**Exercise instructions**
Keep the pictures out of the copy and print all the entries below exactly.

begin Provided material

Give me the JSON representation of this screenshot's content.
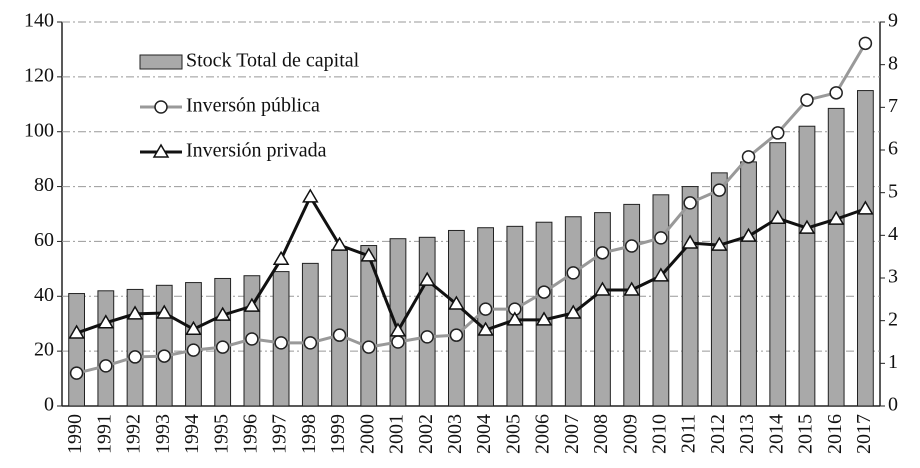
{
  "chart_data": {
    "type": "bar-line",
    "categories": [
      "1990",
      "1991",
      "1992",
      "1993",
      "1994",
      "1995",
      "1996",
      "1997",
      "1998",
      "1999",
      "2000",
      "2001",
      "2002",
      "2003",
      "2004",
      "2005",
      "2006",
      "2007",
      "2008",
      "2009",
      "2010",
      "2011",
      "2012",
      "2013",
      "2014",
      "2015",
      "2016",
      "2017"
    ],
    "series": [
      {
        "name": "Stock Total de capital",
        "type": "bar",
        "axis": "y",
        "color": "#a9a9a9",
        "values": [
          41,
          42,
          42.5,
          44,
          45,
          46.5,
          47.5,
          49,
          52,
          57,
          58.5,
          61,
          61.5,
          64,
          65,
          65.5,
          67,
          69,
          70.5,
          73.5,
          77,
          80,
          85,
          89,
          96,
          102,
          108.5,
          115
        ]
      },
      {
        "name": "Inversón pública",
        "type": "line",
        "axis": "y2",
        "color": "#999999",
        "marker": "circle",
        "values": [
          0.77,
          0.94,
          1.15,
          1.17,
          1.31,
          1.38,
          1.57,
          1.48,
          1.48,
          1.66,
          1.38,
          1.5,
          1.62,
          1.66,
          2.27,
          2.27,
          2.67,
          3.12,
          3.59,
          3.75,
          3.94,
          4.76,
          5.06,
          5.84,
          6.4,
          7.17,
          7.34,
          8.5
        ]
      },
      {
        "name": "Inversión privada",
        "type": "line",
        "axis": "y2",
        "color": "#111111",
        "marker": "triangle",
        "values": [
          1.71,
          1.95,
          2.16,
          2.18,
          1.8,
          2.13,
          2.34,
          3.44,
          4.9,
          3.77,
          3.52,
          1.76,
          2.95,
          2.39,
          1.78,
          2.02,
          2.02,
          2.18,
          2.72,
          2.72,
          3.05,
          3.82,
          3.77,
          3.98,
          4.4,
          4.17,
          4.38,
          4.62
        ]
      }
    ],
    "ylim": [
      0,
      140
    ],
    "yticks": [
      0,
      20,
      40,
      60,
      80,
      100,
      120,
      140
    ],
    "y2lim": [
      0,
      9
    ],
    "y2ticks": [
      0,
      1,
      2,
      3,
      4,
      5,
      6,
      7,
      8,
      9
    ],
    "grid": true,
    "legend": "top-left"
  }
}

end Provided material

**Exercise output**
Give me the JSON representation of this screenshot's content.
{
  "chart_data": {
    "type": "bar-line",
    "categories": [
      "1990",
      "1991",
      "1992",
      "1993",
      "1994",
      "1995",
      "1996",
      "1997",
      "1998",
      "1999",
      "2000",
      "2001",
      "2002",
      "2003",
      "2004",
      "2005",
      "2006",
      "2007",
      "2008",
      "2009",
      "2010",
      "2011",
      "2012",
      "2013",
      "2014",
      "2015",
      "2016",
      "2017"
    ],
    "series": [
      {
        "name": "Stock Total de capital",
        "type": "bar",
        "axis": "y",
        "color": "#a9a9a9",
        "values": [
          41,
          42,
          42.5,
          44,
          45,
          46.5,
          47.5,
          49,
          52,
          57,
          58.5,
          61,
          61.5,
          64,
          65,
          65.5,
          67,
          69,
          70.5,
          73.5,
          77,
          80,
          85,
          89,
          96,
          102,
          108.5,
          115
        ]
      },
      {
        "name": "Inversón pública",
        "type": "line",
        "axis": "y2",
        "color": "#999999",
        "marker": "circle",
        "values": [
          0.77,
          0.94,
          1.15,
          1.17,
          1.31,
          1.38,
          1.57,
          1.48,
          1.48,
          1.66,
          1.38,
          1.5,
          1.62,
          1.66,
          2.27,
          2.27,
          2.67,
          3.12,
          3.59,
          3.75,
          3.94,
          4.76,
          5.06,
          5.84,
          6.4,
          7.17,
          7.34,
          8.5
        ]
      },
      {
        "name": "Inversión privada",
        "type": "line",
        "axis": "y2",
        "color": "#111111",
        "marker": "triangle",
        "values": [
          1.71,
          1.95,
          2.16,
          2.18,
          1.8,
          2.13,
          2.34,
          3.44,
          4.9,
          3.77,
          3.52,
          1.76,
          2.95,
          2.39,
          1.78,
          2.02,
          2.02,
          2.18,
          2.72,
          2.72,
          3.05,
          3.82,
          3.77,
          3.98,
          4.4,
          4.17,
          4.38,
          4.62
        ]
      }
    ],
    "ylim": [
      0,
      140
    ],
    "yticks": [
      0,
      20,
      40,
      60,
      80,
      100,
      120,
      140
    ],
    "y2lim": [
      0,
      9
    ],
    "y2ticks": [
      0,
      1,
      2,
      3,
      4,
      5,
      6,
      7,
      8,
      9
    ],
    "grid": true,
    "legend": "top-left"
  }
}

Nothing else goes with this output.